*THE TASK*:
Each line containing the word "далее" should be found and copied.

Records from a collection
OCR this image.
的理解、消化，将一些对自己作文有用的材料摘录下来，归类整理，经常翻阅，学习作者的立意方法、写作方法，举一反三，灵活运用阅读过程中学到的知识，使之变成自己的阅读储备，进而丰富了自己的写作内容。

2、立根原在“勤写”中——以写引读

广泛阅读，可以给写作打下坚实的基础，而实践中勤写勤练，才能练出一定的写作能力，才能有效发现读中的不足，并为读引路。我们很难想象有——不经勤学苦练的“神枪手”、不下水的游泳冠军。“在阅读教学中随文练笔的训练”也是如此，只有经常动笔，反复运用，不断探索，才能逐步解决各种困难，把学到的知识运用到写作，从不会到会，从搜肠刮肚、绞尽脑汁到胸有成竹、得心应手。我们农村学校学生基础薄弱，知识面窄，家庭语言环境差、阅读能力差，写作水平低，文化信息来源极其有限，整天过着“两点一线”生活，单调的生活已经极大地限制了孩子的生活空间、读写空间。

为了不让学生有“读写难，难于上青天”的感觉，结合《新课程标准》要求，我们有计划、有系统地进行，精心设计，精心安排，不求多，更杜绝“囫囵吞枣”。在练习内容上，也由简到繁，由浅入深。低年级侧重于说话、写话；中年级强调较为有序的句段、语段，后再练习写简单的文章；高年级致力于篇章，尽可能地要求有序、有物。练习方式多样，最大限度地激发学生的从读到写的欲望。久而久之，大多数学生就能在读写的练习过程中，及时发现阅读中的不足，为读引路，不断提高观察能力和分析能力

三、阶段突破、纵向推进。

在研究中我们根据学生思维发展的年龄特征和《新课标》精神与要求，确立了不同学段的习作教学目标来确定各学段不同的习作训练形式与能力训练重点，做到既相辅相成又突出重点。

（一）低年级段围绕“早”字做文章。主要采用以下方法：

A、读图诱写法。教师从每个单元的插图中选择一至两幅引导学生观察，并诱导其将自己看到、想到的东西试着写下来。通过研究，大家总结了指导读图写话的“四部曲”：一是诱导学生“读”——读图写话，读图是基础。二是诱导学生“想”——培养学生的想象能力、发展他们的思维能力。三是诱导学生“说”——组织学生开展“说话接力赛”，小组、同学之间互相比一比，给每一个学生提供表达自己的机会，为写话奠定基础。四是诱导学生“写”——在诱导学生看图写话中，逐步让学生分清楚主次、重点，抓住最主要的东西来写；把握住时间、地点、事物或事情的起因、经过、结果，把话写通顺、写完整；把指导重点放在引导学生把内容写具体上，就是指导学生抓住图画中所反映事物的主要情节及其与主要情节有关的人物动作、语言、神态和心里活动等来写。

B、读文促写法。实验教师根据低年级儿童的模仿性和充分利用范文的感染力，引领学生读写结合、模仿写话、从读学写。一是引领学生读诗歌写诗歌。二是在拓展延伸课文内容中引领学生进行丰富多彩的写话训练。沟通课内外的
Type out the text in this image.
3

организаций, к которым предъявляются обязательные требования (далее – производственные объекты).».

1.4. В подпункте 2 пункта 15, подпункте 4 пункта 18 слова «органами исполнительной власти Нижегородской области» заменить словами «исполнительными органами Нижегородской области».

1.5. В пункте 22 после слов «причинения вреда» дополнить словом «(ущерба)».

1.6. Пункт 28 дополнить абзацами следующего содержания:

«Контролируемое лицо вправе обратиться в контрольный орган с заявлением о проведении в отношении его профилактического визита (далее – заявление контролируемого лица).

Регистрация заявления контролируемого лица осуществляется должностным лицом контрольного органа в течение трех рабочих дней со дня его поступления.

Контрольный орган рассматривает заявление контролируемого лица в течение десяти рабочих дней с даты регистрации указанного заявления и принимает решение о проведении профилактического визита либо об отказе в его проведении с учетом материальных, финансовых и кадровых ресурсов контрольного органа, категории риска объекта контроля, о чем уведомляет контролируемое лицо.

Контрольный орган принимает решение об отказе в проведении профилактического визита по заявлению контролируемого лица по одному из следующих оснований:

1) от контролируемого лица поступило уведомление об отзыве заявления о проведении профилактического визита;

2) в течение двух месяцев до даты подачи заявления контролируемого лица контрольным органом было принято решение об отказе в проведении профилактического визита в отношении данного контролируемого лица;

*EXERCISE OUTPUT*:
организаций, к которым предъявляются обязательные требования (далее – производственные объекты).».
«Контролируемое лицо вправе обратиться в контрольный орган с заявлением о проведении в отношении его профилактического визита (далее – заявление контролируемого лица).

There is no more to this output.